→ JOB: Exactly as they appear, output all of the entries.
#### EXTRACTED RECORDS
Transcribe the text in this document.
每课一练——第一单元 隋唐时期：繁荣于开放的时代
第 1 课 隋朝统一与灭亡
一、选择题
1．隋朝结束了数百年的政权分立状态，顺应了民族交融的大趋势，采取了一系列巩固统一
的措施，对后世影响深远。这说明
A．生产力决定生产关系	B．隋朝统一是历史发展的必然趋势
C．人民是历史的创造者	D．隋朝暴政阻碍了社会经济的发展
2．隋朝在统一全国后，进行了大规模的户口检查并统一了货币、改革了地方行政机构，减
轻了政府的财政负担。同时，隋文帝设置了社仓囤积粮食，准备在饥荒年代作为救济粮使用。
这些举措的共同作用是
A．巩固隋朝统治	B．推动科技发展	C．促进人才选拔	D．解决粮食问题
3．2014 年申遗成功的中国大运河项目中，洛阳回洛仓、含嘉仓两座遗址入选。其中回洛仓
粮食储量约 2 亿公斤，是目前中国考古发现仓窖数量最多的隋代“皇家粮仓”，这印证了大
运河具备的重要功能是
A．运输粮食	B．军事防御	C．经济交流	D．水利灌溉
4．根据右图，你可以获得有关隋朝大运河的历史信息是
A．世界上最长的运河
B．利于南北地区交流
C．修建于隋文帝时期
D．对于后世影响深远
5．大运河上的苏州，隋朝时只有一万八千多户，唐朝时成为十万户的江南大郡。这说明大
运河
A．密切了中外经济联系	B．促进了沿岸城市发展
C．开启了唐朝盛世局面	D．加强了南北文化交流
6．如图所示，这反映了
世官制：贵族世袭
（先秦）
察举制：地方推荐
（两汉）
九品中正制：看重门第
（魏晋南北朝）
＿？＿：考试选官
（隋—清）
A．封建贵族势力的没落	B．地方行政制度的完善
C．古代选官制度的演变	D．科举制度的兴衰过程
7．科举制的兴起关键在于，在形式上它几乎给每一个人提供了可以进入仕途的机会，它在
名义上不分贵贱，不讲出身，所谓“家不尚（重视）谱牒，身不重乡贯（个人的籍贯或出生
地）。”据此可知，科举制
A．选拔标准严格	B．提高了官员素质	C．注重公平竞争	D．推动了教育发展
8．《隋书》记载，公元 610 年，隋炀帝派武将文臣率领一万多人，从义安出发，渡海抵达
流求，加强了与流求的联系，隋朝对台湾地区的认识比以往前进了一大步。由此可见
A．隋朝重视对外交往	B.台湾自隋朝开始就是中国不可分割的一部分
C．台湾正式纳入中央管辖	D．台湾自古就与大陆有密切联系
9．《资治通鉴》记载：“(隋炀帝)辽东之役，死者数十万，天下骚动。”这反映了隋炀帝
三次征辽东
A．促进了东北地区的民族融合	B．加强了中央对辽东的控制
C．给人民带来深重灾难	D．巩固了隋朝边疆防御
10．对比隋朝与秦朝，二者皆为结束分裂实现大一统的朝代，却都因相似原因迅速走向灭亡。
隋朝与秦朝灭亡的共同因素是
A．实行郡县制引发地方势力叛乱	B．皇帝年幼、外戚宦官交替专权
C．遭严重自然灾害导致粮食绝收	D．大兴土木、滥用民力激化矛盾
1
########
→ ANSWER TO THE TASK:
Transcribe the text in this document.
每课一练——第一单元 隋唐时期：繁荣于开放的时代
第 1 课 隋朝统一与灭亡
一、选择题
1．隋朝结束了数百年的政权分立状态，顺应了民族交融的大趋势，采取了一系列巩固统一
的措施，对后世影响深远。这说明
A．生产力决定生产关系	B．隋朝统一是历史发展的必然趋势
C．人民是历史的创造者	D．隋朝暴政阻碍了社会经济的发展
2．隋朝在统一全国后，进行了大规模的户口检查并统一了货币、改革了地方行政机构，减
轻了政府的财政负担。同时，隋文帝设置了社仓囤积粮食，准备在饥荒年代作为救济粮使用。
这些举措的共同作用是
A．巩固隋朝统治	B．推动科技发展	C．促进人才选拔	D．解决粮食问题
3．2014 年申遗成功的中国大运河项目中，洛阳回洛仓、含嘉仓两座遗址入选。其中回洛仓
粮食储量约 2 亿公斤，是目前中国考古发现仓窖数量最多的隋代“皇家粮仓”，这印证了大
运河具备的重要功能是
A．运输粮食	B．军事防御	C．经济交流	D．水利灌溉
4．根据右图，你可以获得有关隋朝大运河的历史信息是
A．世界上最长的运河
B．利于南北地区交流
C．修建于隋文帝时期
D．对于后世影响深远
5．大运河上的苏州，隋朝时只有一万八千多户，唐朝时成为十万户的江南大郡。这说明大
运河
A．密切了中外经济联系	B．促进了沿岸城市发展
C．开启了唐朝盛世局面	D．加强了南北文化交流
6．如图所示，这反映了
世官制：贵族世袭
（先秦）
察举制：地方推荐
（两汉）
九品中正制：看重门第
（魏晋南北朝）
＿？＿：考试选官
（隋—清）
A．封建贵族势力的没落	B．地方行政制度的完善
C．古代选官制度的演变	D．科举制度的兴衰过程
7．科举制的兴起关键在于，在形式上它几乎给每一个人提供了可以进入仕途的机会，它在
名义上不分贵贱，不讲出身，所谓“家不尚（重视）谱牒，身不重乡贯（个人的籍贯或出生
地）。”据此可知，科举制
A．选拔标准严格	B．提高了官员素质	C．注重公平竞争	D．推动了教育发展
8．《隋书》记载，公元 610 年，隋炀帝派武将文臣率领一万多人，从义安出发，渡海抵达
流求，加强了与流求的联系，隋朝对台湾地区的认识比以往前进了一大步。由此可见
A．隋朝重视对外交往	B.台湾自隋朝开始就是中国不可分割的一部分
C．台湾正式纳入中央管辖	D．台湾自古就与大陆有密切联系
9．《资治通鉴》记载：“(隋炀帝)辽东之役，死者数十万，天下骚动。”这反映了隋炀帝
三次征辽东
A．促进了东北地区的民族融合	B．加强了中央对辽东的控制
C．给人民带来深重灾难	D．巩固了隋朝边疆防御
10．对比隋朝与秦朝，二者皆为结束分裂实现大一统的朝代，却都因相似原因迅速走向灭亡。
隋朝与秦朝灭亡的共同因素是
A．实行郡县制引发地方势力叛乱	B．皇帝年幼、外戚宦官交替专权
C．遭严重自然灾害导致粮食绝收	D．大兴土木、滥用民力激化矛盾
1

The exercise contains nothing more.